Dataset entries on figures
------------

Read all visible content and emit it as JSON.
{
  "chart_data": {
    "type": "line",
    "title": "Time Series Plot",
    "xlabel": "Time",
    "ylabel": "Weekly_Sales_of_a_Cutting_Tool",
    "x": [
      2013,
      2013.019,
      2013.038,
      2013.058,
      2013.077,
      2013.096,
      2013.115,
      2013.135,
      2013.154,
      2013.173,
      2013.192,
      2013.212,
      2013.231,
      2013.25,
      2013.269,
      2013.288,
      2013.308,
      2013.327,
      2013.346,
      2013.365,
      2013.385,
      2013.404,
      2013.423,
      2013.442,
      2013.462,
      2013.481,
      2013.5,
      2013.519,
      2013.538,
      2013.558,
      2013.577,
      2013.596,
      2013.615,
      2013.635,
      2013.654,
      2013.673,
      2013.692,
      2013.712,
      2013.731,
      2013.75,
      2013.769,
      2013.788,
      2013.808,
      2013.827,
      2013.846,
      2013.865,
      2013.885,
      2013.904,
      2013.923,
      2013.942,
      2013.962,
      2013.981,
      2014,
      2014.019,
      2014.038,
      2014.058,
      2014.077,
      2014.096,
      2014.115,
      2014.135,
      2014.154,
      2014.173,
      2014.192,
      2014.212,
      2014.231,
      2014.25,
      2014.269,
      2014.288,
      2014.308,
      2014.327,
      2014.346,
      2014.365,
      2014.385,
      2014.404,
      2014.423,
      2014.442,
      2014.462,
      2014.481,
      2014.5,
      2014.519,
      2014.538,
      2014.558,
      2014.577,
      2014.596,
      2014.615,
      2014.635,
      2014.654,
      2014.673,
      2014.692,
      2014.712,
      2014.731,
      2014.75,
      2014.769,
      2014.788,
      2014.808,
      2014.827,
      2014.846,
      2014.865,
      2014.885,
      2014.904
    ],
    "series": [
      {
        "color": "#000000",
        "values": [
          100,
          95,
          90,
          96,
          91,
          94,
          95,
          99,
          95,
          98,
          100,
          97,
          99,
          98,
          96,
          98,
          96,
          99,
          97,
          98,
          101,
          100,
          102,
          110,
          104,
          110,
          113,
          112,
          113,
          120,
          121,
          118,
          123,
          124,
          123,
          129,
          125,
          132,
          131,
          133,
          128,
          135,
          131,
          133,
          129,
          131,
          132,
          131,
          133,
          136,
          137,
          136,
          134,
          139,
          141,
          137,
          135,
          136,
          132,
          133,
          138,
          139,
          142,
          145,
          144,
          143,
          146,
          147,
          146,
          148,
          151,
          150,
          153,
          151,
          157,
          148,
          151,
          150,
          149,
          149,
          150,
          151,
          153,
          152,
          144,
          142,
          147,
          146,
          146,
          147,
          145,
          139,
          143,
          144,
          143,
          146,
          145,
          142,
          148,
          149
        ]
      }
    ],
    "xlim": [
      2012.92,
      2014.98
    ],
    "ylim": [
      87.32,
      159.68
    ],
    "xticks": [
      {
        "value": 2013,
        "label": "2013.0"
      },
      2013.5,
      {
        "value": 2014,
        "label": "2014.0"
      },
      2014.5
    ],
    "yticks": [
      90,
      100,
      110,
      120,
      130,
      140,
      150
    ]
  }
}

------------

§ Goal of the exercise
Word for word, write out the data.

§ Task result
Read all visible content and emit it as JSON.
{
  "chart_data": {
    "type": "line",
    "title": "Time Series Plot",
    "xlabel": "Time",
    "ylabel": "Weekly_Sales_of_a_Cutting_Tool",
    "x": [
      2013,
      2013.019,
      2013.038,
      2013.058,
      2013.077,
      2013.096,
      2013.115,
      2013.135,
      2013.154,
      2013.173,
      2013.192,
      2013.212,
      2013.231,
      2013.25,
      2013.269,
      2013.288,
      2013.308,
      2013.327,
      2013.346,
      2013.365,
      2013.385,
      2013.404,
      2013.423,
      2013.442,
      2013.462,
      2013.481,
      2013.5,
      2013.519,
      2013.538,
      2013.558,
      2013.577,
      2013.596,
      2013.615,
      2013.635,
      2013.654,
      2013.673,
      2013.692,
      2013.712,
      2013.731,
      2013.75,
      2013.769,
      2013.788,
      2013.808,
      2013.827,
      2013.846,
      2013.865,
      2013.885,
      2013.904,
      2013.923,
      2013.942,
      2013.962,
      2013.981,
      2014,
      2014.019,
      2014.038,
      2014.058,
      2014.077,
      2014.096,
      2014.115,
      2014.135,
      2014.154,
      2014.173,
      2014.192,
      2014.212,
      2014.231,
      2014.25,
      2014.269,
      2014.288,
      2014.308,
      2014.327,
      2014.346,
      2014.365,
      2014.385,
      2014.404,
      2014.423,
      2014.442,
      2014.462,
      2014.481,
      2014.5,
      2014.519,
      2014.538,
      2014.558,
      2014.577,
      2014.596,
      2014.615,
      2014.635,
      2014.654,
      2014.673,
      2014.692,
      2014.712,
      2014.731,
      2014.75,
      2014.769,
      2014.788,
      2014.808,
      2014.827,
      2014.846,
      2014.865,
      2014.885,
      2014.904
    ],
    "series": [
      {
        "color": "#000000",
        "values": [
          100,
          95,
          90,
          96,
          91,
          94,
          95,
          99,
          95,
          98,
          100,
          97,
          99,
          98,
          96,
          98,
          96,
          99,
          97,
          98,
          101,
          100,
          102,
          110,
          104,
          110,
          113,
          112,
          113,
          120,
          121,
          118,
          123,
          124,
          123,
          129,
          125,
          132,
          131,
          133,
          128,
          135,
          131,
          133,
          129,
          131,
          132,
          131,
          133,
          136,
          137,
          136,
          134,
          139,
          141,
          137,
          135,
          136,
          132,
          133,
          138,
          139,
          142,
          145,
          144,
          143,
          146,
          147,
          146,
          148,
          151,
          150,
          153,
          151,
          157,
          148,
          151,
          150,
          149,
          149,
          150,
          151,
          153,
          152,
          144,
          142,
          147,
          146,
          146,
          147,
          145,
          139,
          143,
          144,
          143,
          146,
          145,
          142,
          148,
          149
        ]
      }
    ],
    "xlim": [
      2012.92,
      2014.98
    ],
    "ylim": [
      87.32,
      159.68
    ],
    "xticks": [
      {
        "value": 2013,
        "label": "2013.0"
      },
      2013.5,
      {
        "value": 2014,
        "label": "2014.0"
      },
      2014.5
    ],
    "yticks": [
      90,
      100,
      110,
      120,
      130,
      140,
      150
    ]
  }
}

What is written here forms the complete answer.